On Behalf of | Jun 13, 2017 | Common Immigration Questions and Problems |

In the middle of January 2017, USCIS released a Policy Memorandum concerning “The Role and Use of Interpreters in Domestic Field Office Interviews.” The new memo (PM-602-0125.1) standardizes guidance on the use of interpreters agency wide in order to ensure that the rules are applied uniformly and fairly. It should be of particular importance to those summoned to appear at USCIS interviews who are not fluent in or able to communicate competently in English. (The policy does not apply to the following scenarios or situations, which have their own protocols: asylum interviews; credible fear screening interviews; NACARA related interviews; refugee interviews; interviews conducted at a USCIS overseas office; and interviews for which USCIS provides an interpreter.)

## LISTED RECORDS
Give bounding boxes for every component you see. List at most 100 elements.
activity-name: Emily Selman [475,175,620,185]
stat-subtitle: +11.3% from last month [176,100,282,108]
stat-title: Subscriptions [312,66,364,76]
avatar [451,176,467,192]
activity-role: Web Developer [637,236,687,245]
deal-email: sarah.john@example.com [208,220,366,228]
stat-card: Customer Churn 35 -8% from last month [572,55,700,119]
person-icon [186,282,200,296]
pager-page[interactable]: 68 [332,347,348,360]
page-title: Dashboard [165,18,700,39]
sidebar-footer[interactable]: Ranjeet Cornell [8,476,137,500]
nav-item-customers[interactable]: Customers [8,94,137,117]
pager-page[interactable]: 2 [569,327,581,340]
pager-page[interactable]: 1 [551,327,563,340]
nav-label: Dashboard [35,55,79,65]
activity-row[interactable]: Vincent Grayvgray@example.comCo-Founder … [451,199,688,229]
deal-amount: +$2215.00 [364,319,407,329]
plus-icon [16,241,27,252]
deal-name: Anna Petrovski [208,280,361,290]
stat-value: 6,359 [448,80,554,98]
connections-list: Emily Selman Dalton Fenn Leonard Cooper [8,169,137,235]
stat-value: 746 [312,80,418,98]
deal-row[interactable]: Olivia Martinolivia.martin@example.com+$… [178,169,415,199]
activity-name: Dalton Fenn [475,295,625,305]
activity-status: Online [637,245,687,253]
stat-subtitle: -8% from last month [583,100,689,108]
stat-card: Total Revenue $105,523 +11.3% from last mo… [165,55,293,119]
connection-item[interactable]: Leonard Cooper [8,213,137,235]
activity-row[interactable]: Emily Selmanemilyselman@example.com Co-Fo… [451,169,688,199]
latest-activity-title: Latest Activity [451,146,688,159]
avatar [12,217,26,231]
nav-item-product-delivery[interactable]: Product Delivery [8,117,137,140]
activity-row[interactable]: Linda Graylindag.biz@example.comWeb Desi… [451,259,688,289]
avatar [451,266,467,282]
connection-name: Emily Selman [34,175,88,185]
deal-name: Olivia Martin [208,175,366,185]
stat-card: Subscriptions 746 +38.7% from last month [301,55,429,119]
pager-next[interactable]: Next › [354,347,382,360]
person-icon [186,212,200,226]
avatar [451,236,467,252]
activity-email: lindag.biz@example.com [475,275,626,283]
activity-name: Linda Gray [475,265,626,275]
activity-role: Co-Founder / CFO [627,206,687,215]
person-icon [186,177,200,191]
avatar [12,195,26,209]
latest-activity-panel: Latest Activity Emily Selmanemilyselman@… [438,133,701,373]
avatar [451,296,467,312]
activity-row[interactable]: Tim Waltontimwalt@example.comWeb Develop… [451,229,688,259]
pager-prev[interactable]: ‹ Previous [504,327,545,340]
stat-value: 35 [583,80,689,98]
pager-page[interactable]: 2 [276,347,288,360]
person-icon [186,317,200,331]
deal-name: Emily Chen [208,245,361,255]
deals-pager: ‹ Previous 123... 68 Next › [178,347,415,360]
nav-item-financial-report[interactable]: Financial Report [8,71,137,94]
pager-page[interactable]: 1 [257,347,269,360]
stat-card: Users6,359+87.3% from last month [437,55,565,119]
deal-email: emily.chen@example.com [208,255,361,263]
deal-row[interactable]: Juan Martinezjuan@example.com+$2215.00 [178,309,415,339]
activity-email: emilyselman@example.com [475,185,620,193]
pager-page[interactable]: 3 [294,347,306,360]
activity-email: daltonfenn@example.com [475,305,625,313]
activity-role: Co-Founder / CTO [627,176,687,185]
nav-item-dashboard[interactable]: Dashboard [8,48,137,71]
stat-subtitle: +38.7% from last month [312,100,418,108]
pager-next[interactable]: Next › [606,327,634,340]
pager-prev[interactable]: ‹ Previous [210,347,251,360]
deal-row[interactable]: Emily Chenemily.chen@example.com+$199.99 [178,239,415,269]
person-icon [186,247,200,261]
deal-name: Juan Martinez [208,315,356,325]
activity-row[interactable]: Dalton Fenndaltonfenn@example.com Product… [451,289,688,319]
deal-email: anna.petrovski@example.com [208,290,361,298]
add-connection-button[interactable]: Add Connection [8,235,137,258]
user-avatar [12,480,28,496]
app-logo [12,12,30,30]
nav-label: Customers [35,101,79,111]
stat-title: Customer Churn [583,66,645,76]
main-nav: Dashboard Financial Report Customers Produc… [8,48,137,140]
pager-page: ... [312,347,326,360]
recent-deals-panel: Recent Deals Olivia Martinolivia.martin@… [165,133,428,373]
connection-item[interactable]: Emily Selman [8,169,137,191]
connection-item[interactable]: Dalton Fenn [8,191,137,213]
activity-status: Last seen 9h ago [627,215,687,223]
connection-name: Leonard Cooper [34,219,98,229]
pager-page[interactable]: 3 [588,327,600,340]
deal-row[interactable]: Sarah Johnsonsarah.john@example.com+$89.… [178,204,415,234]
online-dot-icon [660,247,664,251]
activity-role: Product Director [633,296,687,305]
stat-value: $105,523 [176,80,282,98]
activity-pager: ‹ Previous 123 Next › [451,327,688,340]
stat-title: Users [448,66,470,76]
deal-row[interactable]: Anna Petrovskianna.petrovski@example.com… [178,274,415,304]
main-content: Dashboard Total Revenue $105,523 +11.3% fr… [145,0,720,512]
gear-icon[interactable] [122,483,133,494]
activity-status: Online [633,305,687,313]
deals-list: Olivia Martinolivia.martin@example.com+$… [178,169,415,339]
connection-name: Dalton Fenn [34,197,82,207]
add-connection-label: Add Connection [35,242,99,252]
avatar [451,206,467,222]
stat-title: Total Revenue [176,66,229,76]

## PROBLEMS AND TASKS
**a.** Reproduce the stretch of the interpreter policy excerpt from "In the middle" through "provides an interpreter.)", word for word.
**b.** In the interpreter policy excerpt, what number identifies the USCIS memo?

## THE REPLIES
**a.**
In the middle of January 2017, USCIS released a Policy Memorandum concerning “The Role and Use of Interpreters in Domestic Field Office Interviews.” The new memo (PM-602-0125.1) standardizes guidance on the use of interpreters agency wide in order to ensure that the rules are applied uniformly and fairly. It should be of particular importance to those summoned to appear at USCIS interviews who are not fluent in or able to communicate competently in English. (The policy does not apply to the following scenarios or situations, which have their own protocols: asylum interviews; credible fear screening interviews; NACARA related interviews; refugee interviews; interviews conducted at a USCIS overseas office; and interviews for which USCIS provides an interpreter.)

**b.** PM-602-0125.1